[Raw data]
------------------------------------------------------------------------

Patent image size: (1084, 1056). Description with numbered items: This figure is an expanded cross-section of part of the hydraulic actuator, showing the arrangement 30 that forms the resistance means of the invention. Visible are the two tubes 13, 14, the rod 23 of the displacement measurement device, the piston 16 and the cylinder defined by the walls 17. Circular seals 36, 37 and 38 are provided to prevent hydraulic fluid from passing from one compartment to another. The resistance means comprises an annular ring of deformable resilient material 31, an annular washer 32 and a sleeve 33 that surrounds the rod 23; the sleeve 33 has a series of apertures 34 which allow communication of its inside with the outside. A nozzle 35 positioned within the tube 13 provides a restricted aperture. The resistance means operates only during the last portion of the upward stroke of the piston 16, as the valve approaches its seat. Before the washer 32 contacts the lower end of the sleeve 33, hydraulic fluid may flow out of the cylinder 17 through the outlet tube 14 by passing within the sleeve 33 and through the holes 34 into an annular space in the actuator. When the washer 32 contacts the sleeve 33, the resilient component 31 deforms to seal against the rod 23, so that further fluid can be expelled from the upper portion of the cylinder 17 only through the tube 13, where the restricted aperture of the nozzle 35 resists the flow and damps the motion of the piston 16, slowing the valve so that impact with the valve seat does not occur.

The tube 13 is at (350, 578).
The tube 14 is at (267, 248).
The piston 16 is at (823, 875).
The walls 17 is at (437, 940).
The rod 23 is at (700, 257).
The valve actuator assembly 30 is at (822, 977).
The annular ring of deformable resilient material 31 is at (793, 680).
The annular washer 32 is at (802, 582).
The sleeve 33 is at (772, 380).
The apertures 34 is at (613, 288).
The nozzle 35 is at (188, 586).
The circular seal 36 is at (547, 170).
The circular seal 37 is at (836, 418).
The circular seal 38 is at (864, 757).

------------------------------------------------------------------------

STATED TASK
Copy all of the data above line for line, with no changes.

ANSWER FOR THIS EXERCISE
Patent image size: (1084, 1056). Description with numbered items: This figure is an expanded cross-section of part of the hydraulic actuator, showing the arrangement 30 that forms the resistance means of the invention. Visible are the two tubes 13, 14, the rod 23 of the displacement measurement device, the piston 16 and the cylinder defined by the walls 17. Circular seals 36, 37 and 38 are provided to prevent hydraulic fluid from passing from one compartment to another. The resistance means comprises an annular ring of deformable resilient material 31, an annular washer 32 and a sleeve 33 that surrounds the rod 23; the sleeve 33 has a series of apertures 34 which allow communication of its inside with the outside. A nozzle 35 positioned within the tube 13 provides a restricted aperture. The resistance means operates only during the last portion of the upward stroke of the piston 16, as the valve approaches its seat. Before the washer 32 contacts the lower end of the sleeve 33, hydraulic fluid may flow out of the cylinder 17 through the outlet tube 14 by passing within the sleeve 33 and through the holes 34 into an annular space in the actuator. When the washer 32 contacts the sleeve 33, the resilient component 31 deforms to seal against the rod 23, so that further fluid can be expelled from the upper portion of the cylinder 17 only through the tube 13, where the restricted aperture of the nozzle 35 resists the flow and damps the motion of the piston 16, slowing the valve so that impact with the valve seat does not occur.

The tube 13 is at (350, 578).
The tube 14 is at (267, 248).
The piston 16 is at (823, 875).
The walls 17 is at (437, 940).
The rod 23 is at (700, 257).
The valve actuator assembly 30 is at (822, 977).
The annular ring of deformable resilient material 31 is at (793, 680).
The annular washer 32 is at (802, 582).
The sleeve 33 is at (772, 380).
The apertures 34 is at (613, 288).
The nozzle 35 is at (188, 586).
The circular seal 36 is at (547, 170).
The circular seal 37 is at (836, 418).
The circular seal 38 is at (864, 757).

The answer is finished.